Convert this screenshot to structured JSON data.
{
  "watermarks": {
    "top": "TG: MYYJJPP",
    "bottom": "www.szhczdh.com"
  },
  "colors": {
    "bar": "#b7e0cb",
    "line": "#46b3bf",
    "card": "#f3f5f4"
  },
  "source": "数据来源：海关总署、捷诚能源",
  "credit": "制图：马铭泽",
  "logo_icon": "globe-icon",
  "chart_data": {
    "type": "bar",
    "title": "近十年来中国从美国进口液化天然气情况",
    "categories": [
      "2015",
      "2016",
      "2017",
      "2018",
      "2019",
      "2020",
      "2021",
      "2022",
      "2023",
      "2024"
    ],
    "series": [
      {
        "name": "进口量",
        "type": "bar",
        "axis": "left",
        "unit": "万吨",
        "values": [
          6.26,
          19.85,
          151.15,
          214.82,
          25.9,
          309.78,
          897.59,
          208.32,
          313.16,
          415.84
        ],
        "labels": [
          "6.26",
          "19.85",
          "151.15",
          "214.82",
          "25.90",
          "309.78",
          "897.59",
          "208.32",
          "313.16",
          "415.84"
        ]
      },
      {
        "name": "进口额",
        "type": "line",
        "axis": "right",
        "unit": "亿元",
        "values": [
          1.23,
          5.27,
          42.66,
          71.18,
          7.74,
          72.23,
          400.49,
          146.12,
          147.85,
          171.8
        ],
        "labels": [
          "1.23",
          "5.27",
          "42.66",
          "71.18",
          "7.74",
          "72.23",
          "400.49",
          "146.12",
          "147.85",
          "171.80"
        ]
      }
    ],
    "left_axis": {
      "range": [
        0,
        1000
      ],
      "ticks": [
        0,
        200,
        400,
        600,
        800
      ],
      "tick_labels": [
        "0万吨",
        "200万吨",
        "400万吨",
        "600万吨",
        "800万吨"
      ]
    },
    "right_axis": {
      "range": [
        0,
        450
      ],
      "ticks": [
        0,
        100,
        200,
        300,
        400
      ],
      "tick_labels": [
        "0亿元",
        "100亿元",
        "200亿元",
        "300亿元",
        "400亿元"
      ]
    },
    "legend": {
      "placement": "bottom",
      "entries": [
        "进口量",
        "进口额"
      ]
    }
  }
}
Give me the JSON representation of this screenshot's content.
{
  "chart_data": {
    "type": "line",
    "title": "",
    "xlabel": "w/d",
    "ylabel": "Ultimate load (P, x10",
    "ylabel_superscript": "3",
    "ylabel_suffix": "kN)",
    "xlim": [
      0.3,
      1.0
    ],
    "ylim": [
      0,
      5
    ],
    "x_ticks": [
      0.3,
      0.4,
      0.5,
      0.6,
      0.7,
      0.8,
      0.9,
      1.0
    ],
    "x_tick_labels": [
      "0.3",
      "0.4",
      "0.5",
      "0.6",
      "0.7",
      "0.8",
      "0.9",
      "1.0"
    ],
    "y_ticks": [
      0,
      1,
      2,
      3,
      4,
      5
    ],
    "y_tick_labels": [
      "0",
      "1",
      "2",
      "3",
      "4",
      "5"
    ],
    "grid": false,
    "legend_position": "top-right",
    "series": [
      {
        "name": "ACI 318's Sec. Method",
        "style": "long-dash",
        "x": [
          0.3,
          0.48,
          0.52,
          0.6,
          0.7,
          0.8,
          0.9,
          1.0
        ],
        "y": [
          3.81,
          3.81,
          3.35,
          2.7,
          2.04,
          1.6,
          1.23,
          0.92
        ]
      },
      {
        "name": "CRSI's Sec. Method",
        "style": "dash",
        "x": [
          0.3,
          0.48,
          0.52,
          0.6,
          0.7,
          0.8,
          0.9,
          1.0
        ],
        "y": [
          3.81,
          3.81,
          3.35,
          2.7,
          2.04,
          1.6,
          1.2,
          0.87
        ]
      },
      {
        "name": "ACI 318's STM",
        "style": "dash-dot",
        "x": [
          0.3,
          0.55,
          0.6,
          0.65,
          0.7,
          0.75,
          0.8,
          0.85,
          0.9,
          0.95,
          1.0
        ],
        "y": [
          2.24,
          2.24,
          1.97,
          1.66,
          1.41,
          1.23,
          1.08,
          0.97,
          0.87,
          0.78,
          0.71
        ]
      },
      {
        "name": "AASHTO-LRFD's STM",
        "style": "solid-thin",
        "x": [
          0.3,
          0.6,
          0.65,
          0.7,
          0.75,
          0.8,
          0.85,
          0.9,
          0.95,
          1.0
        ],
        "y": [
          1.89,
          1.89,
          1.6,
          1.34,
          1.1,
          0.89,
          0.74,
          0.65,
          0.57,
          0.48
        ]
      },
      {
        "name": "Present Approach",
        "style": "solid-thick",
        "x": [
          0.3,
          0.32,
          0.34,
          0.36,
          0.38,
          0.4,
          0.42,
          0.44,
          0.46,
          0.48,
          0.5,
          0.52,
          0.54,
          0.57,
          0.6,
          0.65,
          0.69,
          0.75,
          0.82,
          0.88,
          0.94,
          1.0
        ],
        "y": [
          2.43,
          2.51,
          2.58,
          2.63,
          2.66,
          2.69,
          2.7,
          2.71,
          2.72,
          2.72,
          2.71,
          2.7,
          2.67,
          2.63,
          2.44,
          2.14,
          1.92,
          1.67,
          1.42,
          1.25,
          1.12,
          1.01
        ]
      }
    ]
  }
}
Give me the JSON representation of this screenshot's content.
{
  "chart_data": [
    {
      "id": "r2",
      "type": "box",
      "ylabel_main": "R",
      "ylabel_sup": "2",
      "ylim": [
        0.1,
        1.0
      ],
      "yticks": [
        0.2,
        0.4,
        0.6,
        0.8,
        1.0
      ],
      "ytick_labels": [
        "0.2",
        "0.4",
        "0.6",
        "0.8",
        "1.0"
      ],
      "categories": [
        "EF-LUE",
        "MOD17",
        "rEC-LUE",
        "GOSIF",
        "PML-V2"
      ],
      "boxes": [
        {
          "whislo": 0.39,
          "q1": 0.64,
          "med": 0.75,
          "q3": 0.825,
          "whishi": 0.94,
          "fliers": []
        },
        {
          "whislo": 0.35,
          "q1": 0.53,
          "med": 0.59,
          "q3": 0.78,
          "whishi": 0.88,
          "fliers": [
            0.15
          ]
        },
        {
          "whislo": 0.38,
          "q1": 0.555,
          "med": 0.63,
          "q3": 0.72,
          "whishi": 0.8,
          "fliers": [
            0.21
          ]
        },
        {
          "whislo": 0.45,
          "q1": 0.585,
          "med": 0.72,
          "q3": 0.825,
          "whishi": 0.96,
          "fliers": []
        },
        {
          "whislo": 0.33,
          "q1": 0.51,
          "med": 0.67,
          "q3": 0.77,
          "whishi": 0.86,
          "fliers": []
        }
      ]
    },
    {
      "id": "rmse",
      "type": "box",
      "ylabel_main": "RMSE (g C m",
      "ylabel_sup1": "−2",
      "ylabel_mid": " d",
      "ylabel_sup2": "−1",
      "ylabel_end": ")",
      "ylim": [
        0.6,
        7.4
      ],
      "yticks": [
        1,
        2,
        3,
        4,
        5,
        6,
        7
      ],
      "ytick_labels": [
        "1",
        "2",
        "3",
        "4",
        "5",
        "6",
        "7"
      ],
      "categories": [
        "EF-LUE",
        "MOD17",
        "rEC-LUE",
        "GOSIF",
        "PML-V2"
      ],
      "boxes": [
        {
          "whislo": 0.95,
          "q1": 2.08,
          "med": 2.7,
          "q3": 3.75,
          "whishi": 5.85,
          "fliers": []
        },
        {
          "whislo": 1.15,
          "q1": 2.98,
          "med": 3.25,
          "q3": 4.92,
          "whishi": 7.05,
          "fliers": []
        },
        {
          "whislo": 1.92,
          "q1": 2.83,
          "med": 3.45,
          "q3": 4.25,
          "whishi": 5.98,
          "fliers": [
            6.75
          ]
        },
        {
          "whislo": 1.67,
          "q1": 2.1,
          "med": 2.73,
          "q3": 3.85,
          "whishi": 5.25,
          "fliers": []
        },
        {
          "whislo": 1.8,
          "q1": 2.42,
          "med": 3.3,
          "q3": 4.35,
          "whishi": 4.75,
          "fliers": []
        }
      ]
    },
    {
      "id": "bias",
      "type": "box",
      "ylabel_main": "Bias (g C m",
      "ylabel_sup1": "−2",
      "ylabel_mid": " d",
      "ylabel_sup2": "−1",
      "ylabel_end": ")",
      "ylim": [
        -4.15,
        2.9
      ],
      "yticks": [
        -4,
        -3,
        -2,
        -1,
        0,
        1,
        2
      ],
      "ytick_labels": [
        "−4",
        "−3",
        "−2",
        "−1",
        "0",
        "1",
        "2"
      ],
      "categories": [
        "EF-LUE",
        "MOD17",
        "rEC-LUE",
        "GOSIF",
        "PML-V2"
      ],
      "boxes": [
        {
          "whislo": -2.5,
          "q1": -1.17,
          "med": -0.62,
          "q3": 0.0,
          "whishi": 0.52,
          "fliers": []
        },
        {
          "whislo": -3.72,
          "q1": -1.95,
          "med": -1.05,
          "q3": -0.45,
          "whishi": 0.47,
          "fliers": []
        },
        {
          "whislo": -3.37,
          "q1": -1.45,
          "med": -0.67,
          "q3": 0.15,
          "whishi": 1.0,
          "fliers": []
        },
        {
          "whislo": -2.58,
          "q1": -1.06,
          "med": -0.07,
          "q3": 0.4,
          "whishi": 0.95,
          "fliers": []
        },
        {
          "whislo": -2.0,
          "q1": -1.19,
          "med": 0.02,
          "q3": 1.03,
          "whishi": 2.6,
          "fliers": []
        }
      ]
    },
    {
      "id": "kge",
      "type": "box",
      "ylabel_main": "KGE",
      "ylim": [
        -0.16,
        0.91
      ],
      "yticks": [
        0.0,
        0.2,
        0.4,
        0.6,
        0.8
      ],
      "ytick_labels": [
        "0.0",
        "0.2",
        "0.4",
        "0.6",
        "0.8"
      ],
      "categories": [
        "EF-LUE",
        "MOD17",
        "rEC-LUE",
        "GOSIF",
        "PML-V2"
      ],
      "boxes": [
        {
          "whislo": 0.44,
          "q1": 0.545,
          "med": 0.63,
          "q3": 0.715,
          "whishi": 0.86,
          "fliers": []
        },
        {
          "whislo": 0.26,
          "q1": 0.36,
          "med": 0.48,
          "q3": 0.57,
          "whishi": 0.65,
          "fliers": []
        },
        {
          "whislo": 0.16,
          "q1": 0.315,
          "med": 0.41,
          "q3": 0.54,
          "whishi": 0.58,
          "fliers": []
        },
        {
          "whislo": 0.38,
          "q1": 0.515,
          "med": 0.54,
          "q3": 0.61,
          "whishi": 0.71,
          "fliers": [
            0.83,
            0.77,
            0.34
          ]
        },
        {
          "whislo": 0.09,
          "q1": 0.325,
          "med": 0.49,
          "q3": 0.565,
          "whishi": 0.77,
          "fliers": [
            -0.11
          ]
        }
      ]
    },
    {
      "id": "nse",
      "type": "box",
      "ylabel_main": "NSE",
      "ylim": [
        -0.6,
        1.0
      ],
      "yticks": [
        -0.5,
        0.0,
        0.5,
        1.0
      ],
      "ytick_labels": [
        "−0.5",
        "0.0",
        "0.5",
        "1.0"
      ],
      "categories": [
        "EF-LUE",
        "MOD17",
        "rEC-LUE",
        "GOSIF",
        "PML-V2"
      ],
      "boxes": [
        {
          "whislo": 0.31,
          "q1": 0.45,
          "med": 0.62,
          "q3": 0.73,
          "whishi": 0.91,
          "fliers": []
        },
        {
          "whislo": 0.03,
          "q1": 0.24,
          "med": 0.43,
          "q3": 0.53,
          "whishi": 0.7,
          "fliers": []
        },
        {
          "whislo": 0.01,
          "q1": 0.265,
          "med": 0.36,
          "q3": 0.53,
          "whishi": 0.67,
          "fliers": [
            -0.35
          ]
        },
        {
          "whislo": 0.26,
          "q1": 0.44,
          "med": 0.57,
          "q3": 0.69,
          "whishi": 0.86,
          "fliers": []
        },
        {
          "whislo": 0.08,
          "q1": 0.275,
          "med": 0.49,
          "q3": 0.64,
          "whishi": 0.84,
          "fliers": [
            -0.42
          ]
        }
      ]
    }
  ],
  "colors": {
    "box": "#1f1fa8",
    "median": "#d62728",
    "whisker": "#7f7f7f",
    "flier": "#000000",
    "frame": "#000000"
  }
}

## [WHAT YOU HAVE TO DO]
Look through the entries above; copy every line holding the string "name".

## [SOLVED PROBLEM]
        "name": "进口量",
        "name": "进口额",
        "name": "ACI 318's Sec. Method",
        "name": "CRSI's Sec. Method",
        "name": "ACI 318's STM",
        "name": "AASHTO-LRFD's STM",
        "name": "Present Approach",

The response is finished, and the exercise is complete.